## Begin EXTRACTED DATA

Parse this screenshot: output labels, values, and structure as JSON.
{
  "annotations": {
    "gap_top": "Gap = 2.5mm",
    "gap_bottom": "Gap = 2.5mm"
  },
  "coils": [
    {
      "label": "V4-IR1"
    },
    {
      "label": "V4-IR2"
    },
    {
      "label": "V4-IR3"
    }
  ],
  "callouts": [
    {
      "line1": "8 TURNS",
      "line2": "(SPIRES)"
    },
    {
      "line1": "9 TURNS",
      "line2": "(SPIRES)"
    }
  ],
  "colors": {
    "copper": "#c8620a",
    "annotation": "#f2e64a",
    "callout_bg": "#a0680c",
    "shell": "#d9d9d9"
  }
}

## End EXTRACTED DATA

YOUR TASK: Reproduce all data above, unchanged.

WRITTEN RESPONSE:
Parse this screenshot: output labels, values, and structure as JSON.
{
  "annotations": {
    "gap_top": "Gap = 2.5mm",
    "gap_bottom": "Gap = 2.5mm"
  },
  "coils": [
    {
      "label": "V4-IR1"
    },
    {
      "label": "V4-IR2"
    },
    {
      "label": "V4-IR3"
    }
  ],
  "callouts": [
    {
      "line1": "8 TURNS",
      "line2": "(SPIRES)"
    },
    {
      "line1": "9 TURNS",
      "line2": "(SPIRES)"
    }
  ],
  "colors": {
    "copper": "#c8620a",
    "annotation": "#f2e64a",
    "callout_bg": "#a0680c",
    "shell": "#d9d9d9"
  }
}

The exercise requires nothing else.